▶ [RECORDED INFORMATION]:
** Start **
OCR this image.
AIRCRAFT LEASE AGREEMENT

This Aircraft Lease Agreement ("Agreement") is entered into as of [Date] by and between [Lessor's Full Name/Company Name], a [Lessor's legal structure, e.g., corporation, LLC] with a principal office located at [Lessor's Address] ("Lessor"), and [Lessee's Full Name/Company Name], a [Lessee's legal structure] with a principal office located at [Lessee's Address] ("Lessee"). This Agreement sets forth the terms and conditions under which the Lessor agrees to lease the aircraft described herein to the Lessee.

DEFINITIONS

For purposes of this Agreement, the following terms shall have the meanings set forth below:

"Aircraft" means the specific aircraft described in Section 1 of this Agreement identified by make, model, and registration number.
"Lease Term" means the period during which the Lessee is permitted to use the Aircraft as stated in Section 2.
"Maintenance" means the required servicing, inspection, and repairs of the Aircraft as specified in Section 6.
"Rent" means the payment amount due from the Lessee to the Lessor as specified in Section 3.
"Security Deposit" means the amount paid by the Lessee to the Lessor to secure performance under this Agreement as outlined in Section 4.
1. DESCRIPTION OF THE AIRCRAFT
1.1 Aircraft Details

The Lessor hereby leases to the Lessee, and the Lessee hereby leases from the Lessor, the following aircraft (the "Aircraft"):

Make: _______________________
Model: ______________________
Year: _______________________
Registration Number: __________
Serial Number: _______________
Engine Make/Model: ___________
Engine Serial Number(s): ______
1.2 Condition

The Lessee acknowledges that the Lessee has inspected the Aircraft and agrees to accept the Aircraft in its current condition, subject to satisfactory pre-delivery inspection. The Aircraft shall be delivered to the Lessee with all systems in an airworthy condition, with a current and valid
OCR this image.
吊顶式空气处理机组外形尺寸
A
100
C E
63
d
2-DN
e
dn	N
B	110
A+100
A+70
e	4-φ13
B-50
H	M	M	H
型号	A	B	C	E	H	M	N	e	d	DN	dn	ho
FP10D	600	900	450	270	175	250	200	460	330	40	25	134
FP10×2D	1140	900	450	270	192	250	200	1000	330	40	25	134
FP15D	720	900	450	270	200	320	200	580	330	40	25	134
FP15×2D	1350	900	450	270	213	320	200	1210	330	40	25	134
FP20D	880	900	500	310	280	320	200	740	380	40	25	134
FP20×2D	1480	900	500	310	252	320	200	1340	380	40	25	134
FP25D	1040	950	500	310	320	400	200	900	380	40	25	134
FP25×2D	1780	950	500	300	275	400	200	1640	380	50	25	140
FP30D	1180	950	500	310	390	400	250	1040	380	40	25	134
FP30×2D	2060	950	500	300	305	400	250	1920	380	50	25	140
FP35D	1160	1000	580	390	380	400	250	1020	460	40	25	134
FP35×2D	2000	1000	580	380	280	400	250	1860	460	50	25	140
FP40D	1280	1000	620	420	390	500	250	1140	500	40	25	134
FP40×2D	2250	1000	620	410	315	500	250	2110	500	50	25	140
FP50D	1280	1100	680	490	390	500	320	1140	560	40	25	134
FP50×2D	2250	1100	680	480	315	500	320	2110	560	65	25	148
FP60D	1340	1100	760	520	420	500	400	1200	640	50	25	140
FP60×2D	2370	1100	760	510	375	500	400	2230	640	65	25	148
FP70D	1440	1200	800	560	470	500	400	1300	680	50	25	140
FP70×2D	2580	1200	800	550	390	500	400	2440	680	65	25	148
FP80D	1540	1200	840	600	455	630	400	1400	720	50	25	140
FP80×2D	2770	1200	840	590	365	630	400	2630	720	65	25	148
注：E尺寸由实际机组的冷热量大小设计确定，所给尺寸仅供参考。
** End **
▶ [WRITTEN TASK]:
Select the lines that carry the string "Engine" and copy them.

▶ [EXERCISE OUTPUT]:
Engine Make/Model: ___________
Engine Serial Number(s): ______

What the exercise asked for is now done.